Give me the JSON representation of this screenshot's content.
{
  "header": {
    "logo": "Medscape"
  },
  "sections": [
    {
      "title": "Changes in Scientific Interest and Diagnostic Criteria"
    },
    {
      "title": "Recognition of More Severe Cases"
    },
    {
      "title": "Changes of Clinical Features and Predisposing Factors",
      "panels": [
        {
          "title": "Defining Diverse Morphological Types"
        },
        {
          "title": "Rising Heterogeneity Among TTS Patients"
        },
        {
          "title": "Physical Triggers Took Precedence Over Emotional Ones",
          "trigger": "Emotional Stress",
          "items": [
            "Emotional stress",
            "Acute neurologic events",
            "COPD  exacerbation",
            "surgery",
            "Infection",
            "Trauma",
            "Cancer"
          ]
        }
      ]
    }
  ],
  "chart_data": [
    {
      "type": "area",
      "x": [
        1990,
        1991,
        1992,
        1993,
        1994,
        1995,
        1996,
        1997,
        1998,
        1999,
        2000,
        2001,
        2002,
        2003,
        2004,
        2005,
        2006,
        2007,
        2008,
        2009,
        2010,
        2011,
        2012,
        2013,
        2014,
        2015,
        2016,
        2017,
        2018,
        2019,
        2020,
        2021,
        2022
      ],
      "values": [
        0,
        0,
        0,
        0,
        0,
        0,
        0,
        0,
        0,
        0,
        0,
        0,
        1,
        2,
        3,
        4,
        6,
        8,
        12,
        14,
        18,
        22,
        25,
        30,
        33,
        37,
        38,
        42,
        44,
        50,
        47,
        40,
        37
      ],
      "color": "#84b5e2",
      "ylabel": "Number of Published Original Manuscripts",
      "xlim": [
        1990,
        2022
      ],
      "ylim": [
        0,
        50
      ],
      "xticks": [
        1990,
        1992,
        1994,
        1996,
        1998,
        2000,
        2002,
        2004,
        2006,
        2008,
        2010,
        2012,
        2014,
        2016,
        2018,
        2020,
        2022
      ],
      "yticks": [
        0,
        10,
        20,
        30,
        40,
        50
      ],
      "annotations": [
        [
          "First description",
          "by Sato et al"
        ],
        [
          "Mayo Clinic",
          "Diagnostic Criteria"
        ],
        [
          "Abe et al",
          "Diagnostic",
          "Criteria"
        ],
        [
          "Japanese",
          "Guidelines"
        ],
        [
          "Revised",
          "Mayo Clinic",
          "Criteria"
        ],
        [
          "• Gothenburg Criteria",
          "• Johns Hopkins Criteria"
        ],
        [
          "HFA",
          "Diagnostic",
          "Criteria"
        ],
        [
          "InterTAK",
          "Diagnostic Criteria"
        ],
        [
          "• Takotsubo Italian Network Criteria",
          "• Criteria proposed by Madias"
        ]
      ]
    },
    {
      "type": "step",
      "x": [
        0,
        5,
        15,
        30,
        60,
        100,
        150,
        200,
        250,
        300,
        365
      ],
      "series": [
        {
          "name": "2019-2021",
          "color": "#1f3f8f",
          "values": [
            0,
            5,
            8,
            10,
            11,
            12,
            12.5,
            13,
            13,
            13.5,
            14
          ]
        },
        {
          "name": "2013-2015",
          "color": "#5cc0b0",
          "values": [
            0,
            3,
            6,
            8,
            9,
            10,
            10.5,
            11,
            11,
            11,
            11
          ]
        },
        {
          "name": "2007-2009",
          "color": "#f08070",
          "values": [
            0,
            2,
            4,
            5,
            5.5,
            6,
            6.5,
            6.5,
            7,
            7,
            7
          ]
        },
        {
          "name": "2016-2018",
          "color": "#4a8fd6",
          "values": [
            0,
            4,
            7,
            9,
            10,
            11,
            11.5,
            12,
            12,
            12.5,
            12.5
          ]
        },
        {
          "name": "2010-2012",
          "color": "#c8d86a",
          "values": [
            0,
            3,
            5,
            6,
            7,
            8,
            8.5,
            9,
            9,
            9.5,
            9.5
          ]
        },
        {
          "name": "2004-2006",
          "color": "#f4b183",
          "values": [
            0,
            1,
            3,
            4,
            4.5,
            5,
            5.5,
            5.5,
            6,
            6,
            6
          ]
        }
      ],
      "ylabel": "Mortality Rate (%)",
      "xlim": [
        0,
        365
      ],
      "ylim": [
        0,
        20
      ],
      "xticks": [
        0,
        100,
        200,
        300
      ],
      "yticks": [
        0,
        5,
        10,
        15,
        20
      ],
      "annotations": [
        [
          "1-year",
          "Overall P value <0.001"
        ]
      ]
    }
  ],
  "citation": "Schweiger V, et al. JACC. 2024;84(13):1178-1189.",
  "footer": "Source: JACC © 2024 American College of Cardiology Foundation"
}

● YOUR GOAL: Tally how many lines include "Criteria" in the listing above; reply with the number only.

● SOLUTION TO THE PROBLEM: 10